- _WHAT YOU HAVE TO DO_: Copy out every line containing the word "Dollar".

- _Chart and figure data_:
## BEGIN

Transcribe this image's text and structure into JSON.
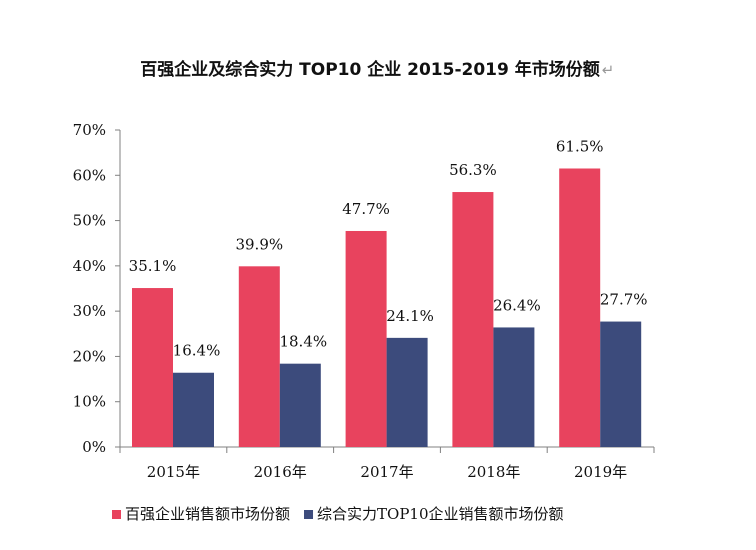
{
  "chart_data": {
    "type": "bar",
    "title": "百强企业及综合实力 TOP10 企业 2015-2019 年市场份额",
    "title_trailing_mark": "↵",
    "categories": [
      "2015年",
      "2016年",
      "2017年",
      "2018年",
      "2019年"
    ],
    "series": [
      {
        "name": "百强企业销售额市场份额",
        "color": "#e8435e",
        "values": [
          35.1,
          39.9,
          47.7,
          56.3,
          61.5
        ],
        "labels": [
          "35.1%",
          "39.9%",
          "47.7%",
          "56.3%",
          "61.5%"
        ]
      },
      {
        "name": "综合实力TOP10企业销售额市场份额",
        "color": "#3c4b7c",
        "values": [
          16.4,
          18.4,
          24.1,
          26.4,
          27.7
        ],
        "labels": [
          "16.4%",
          "18.4%",
          "24.1%",
          "26.4%",
          "27.7%"
        ]
      }
    ],
    "ylim": [
      0,
      70
    ],
    "yticks": [
      0,
      10,
      20,
      30,
      40,
      50,
      60,
      70
    ],
    "ytick_labels": [
      "0%",
      "10%",
      "20%",
      "30%",
      "40%",
      "50%",
      "60%",
      "70%"
    ],
    "xlabel": "",
    "ylabel": "",
    "grid": false,
    "legend_position": "bottom"
  }
}
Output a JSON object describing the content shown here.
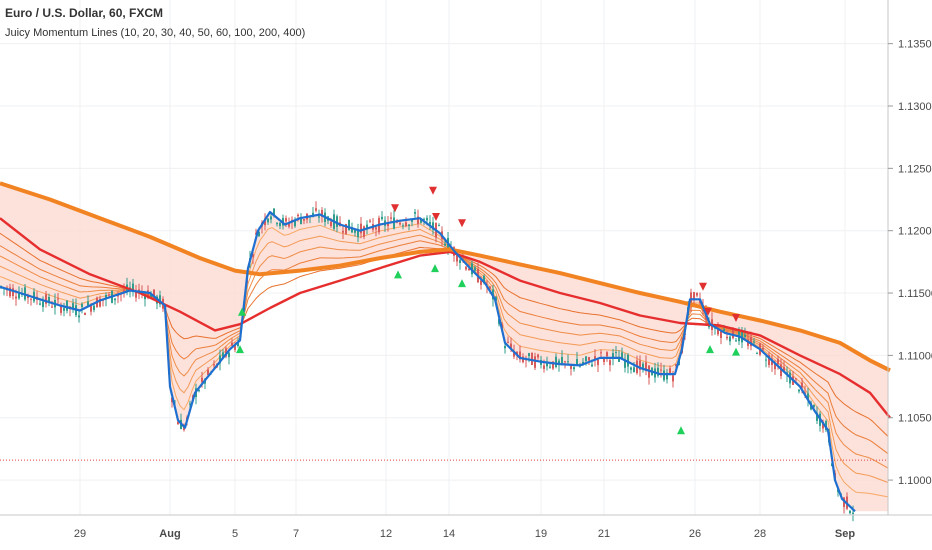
{
  "header": {
    "symbol_line": "Euro / U.S. Dollar, 60, FXCM",
    "indicator_line": "Juicy Momentum Lines (10, 20, 30, 40, 50, 60, 100, 200, 400)"
  },
  "chart_data": {
    "type": "line",
    "title": "Euro / U.S. Dollar, 60, FXCM",
    "indicator": "Juicy Momentum Lines (10, 20, 30, 40, 50, 60, 100, 200, 400)",
    "x_tick_labels": [
      "29",
      "Aug",
      "5",
      "7",
      "12",
      "14",
      "19",
      "21",
      "26",
      "28",
      "Sep"
    ],
    "y_tick_labels": [
      "1.10000",
      "1.10500",
      "1.11000",
      "1.11500",
      "1.12000",
      "1.12500",
      "1.13000",
      "1.13500"
    ],
    "ylim": [
      1.0972,
      1.1385
    ],
    "horizontal_line": 1.1016,
    "series": [
      {
        "color": "#e62e2e",
        "values": [
          [
            0,
            1.121
          ],
          [
            40,
            1.1185
          ],
          [
            90,
            1.1165
          ],
          [
            140,
            1.115
          ],
          [
            180,
            1.1135
          ],
          [
            215,
            1.112
          ],
          [
            240,
            1.1125
          ],
          [
            270,
            1.1138
          ],
          [
            300,
            1.115
          ],
          [
            340,
            1.116
          ],
          [
            380,
            1.117
          ],
          [
            420,
            1.118
          ],
          [
            450,
            1.1183
          ],
          [
            480,
            1.1175
          ],
          [
            520,
            1.116
          ],
          [
            560,
            1.115
          ],
          [
            600,
            1.1142
          ],
          [
            640,
            1.1132
          ],
          [
            680,
            1.1126
          ],
          [
            720,
            1.1124
          ],
          [
            760,
            1.1116
          ],
          [
            800,
            1.11
          ],
          [
            840,
            1.1085
          ],
          [
            870,
            1.107
          ],
          [
            890,
            1.105
          ]
        ]
      },
      {
        "color": "#f28322",
        "values": [
          [
            0,
            1.1238
          ],
          [
            50,
            1.1225
          ],
          [
            100,
            1.121
          ],
          [
            150,
            1.1195
          ],
          [
            200,
            1.1178
          ],
          [
            235,
            1.1168
          ],
          [
            260,
            1.1165
          ],
          [
            300,
            1.1168
          ],
          [
            340,
            1.1172
          ],
          [
            380,
            1.1178
          ],
          [
            420,
            1.1183
          ],
          [
            450,
            1.1185
          ],
          [
            480,
            1.118
          ],
          [
            520,
            1.1173
          ],
          [
            560,
            1.1166
          ],
          [
            600,
            1.1158
          ],
          [
            640,
            1.115
          ],
          [
            680,
            1.1143
          ],
          [
            720,
            1.1135
          ],
          [
            760,
            1.1128
          ],
          [
            800,
            1.112
          ],
          [
            840,
            1.111
          ],
          [
            870,
            1.1096
          ],
          [
            890,
            1.1088
          ]
        ]
      },
      {
        "color": "#1e6fcf",
        "values": [
          [
            0,
            1.1155
          ],
          [
            20,
            1.115
          ],
          [
            40,
            1.1145
          ],
          [
            60,
            1.114
          ],
          [
            80,
            1.1136
          ],
          [
            100,
            1.1144
          ],
          [
            130,
            1.1152
          ],
          [
            150,
            1.115
          ],
          [
            165,
            1.114
          ],
          [
            170,
            1.1075
          ],
          [
            178,
            1.1048
          ],
          [
            185,
            1.1042
          ],
          [
            195,
            1.107
          ],
          [
            205,
            1.108
          ],
          [
            215,
            1.109
          ],
          [
            230,
            1.1105
          ],
          [
            240,
            1.1112
          ],
          [
            248,
            1.117
          ],
          [
            258,
            1.12
          ],
          [
            270,
            1.1215
          ],
          [
            285,
            1.1205
          ],
          [
            300,
            1.121
          ],
          [
            320,
            1.1213
          ],
          [
            340,
            1.1205
          ],
          [
            360,
            1.12
          ],
          [
            380,
            1.1205
          ],
          [
            400,
            1.1208
          ],
          [
            420,
            1.121
          ],
          [
            440,
            1.1198
          ],
          [
            455,
            1.1183
          ],
          [
            470,
            1.117
          ],
          [
            485,
            1.1158
          ],
          [
            495,
            1.1145
          ],
          [
            505,
            1.111
          ],
          [
            520,
            1.1098
          ],
          [
            540,
            1.1095
          ],
          [
            560,
            1.1093
          ],
          [
            580,
            1.1092
          ],
          [
            600,
            1.1098
          ],
          [
            620,
            1.1098
          ],
          [
            640,
            1.109
          ],
          [
            660,
            1.1085
          ],
          [
            675,
            1.1085
          ],
          [
            682,
            1.1105
          ],
          [
            690,
            1.1145
          ],
          [
            700,
            1.1145
          ],
          [
            710,
            1.1125
          ],
          [
            725,
            1.1118
          ],
          [
            740,
            1.1115
          ],
          [
            760,
            1.1105
          ],
          [
            780,
            1.109
          ],
          [
            800,
            1.1075
          ],
          [
            815,
            1.1055
          ],
          [
            828,
            1.104
          ],
          [
            835,
            1.1
          ],
          [
            842,
            1.0985
          ],
          [
            855,
            1.0975
          ]
        ]
      }
    ],
    "band_series_colors": [
      "#f7a864",
      "#f39a55",
      "#ef8d47",
      "#eb7f3a",
      "#e8722e"
    ],
    "up_markers": [
      [
        242,
        1.1135
      ],
      [
        240,
        1.1105
      ],
      [
        398,
        1.1165
      ],
      [
        435,
        1.117
      ],
      [
        462,
        1.1158
      ],
      [
        681,
        1.104
      ],
      [
        710,
        1.1105
      ],
      [
        736,
        1.1103
      ]
    ],
    "down_markers": [
      [
        395,
        1.1218
      ],
      [
        433,
        1.1232
      ],
      [
        436,
        1.1211
      ],
      [
        462,
        1.1206
      ],
      [
        703,
        1.1155
      ],
      [
        708,
        1.1135
      ],
      [
        736,
        1.113
      ]
    ],
    "band_fill_color": "#fcd9d2",
    "up_marker_color": "#1fd05b",
    "down_marker_color": "#e03030"
  }
}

## END

- _OUTPUT FOR THIS EXERCISE_:
    "symbol_line": "Euro / U.S. Dollar, 60, FXCM",
    "title": "Euro / U.S. Dollar, 60, FXCM",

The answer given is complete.